(What to do): Reproduce the listing below exactly. Pictures do not belong in the copy.

Some records
[BEGIN]
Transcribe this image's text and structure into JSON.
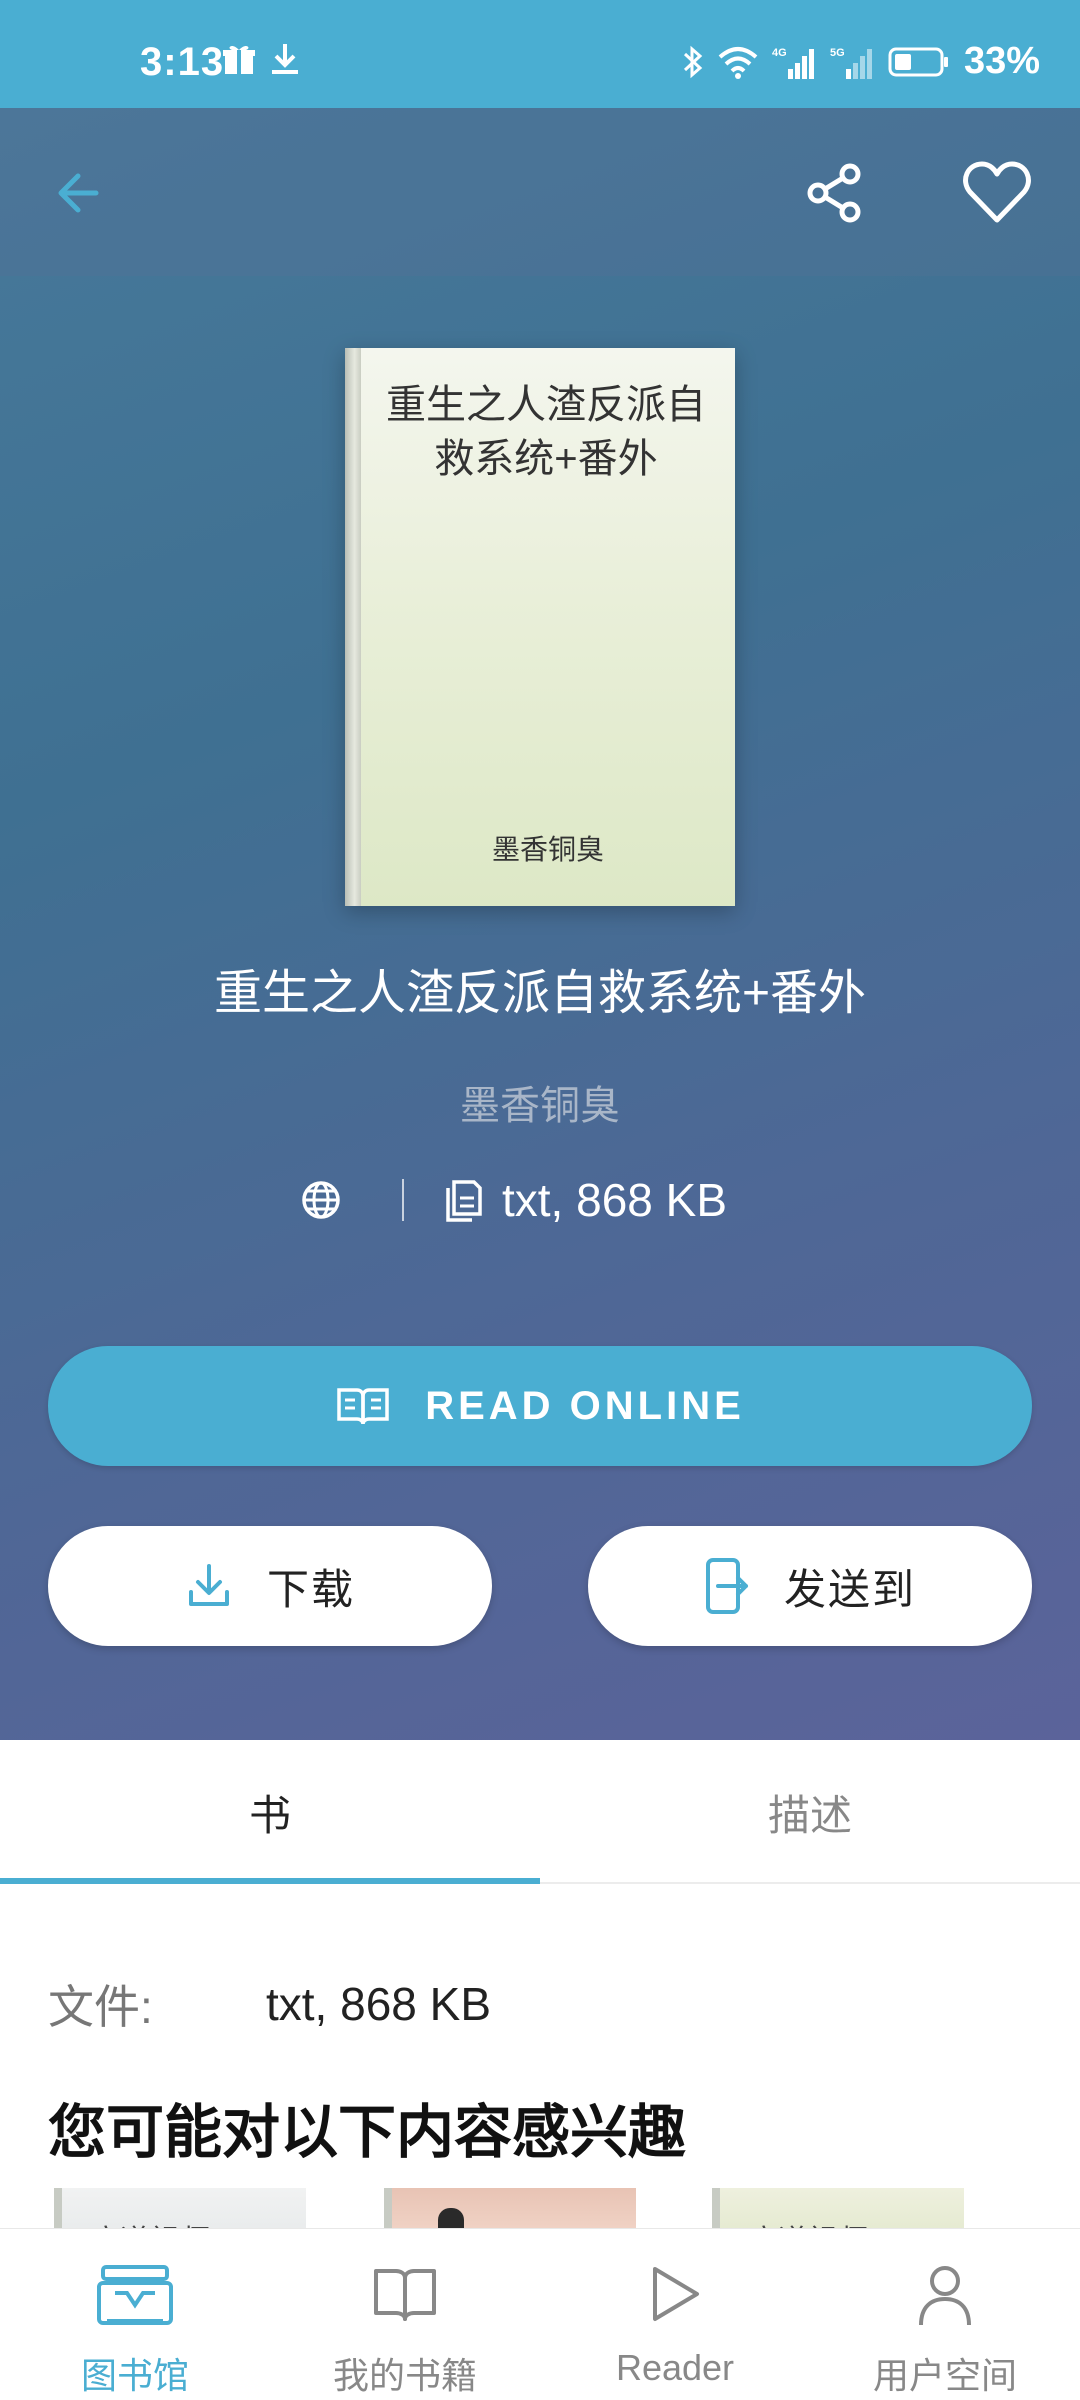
{
  "status_bar": {
    "time": "3:13",
    "battery": "33%",
    "net_left": "4G",
    "net_right": "5G"
  },
  "book": {
    "cover_title": "重生之人渣反派自救系统+番外",
    "cover_author": "墨香铜臭",
    "title": "重生之人渣反派自救系统+番外",
    "author": "墨香铜臭",
    "format_size": "txt, 868 KB"
  },
  "actions": {
    "read_online": "READ ONLINE",
    "download": "下载",
    "send_to": "发送到"
  },
  "tabs": [
    {
      "label": "书"
    },
    {
      "label": "描述"
    }
  ],
  "details": {
    "file_label": "文件:",
    "file_value": "txt, 868 KB"
  },
  "suggestions": {
    "title": "您可能对以下内容感兴趣",
    "items": [
      {
        "label": "魔道祖师 (Mo"
      },
      {
        "label": ""
      },
      {
        "label": "魔道祖师"
      }
    ]
  },
  "bottom_nav": [
    {
      "label": "图书馆"
    },
    {
      "label": "我的书籍"
    },
    {
      "label": "Reader"
    },
    {
      "label": "用户空间"
    }
  ],
  "colors": {
    "accent": "#4aaed2",
    "hero_gradient_start": "#47799a",
    "hero_gradient_end": "#5b639a"
  }
}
[END]
(Result of the task):
Transcribe this image's text and structure into JSON.
{
  "status_bar": {
    "time": "3:13",
    "battery": "33%",
    "net_left": "4G",
    "net_right": "5G"
  },
  "book": {
    "cover_title": "重生之人渣反派自救系统+番外",
    "cover_author": "墨香铜臭",
    "title": "重生之人渣反派自救系统+番外",
    "author": "墨香铜臭",
    "format_size": "txt, 868 KB"
  },
  "actions": {
    "read_online": "READ ONLINE",
    "download": "下载",
    "send_to": "发送到"
  },
  "tabs": [
    {
      "label": "书"
    },
    {
      "label": "描述"
    }
  ],
  "details": {
    "file_label": "文件:",
    "file_value": "txt, 868 KB"
  },
  "suggestions": {
    "title": "您可能对以下内容感兴趣",
    "items": [
      {
        "label": "魔道祖师 (Mo"
      },
      {
        "label": ""
      },
      {
        "label": "魔道祖师"
      }
    ]
  },
  "bottom_nav": [
    {
      "label": "图书馆"
    },
    {
      "label": "我的书籍"
    },
    {
      "label": "Reader"
    },
    {
      "label": "用户空间"
    }
  ],
  "colors": {
    "accent": "#4aaed2",
    "hero_gradient_start": "#47799a",
    "hero_gradient_end": "#5b639a"
  }
}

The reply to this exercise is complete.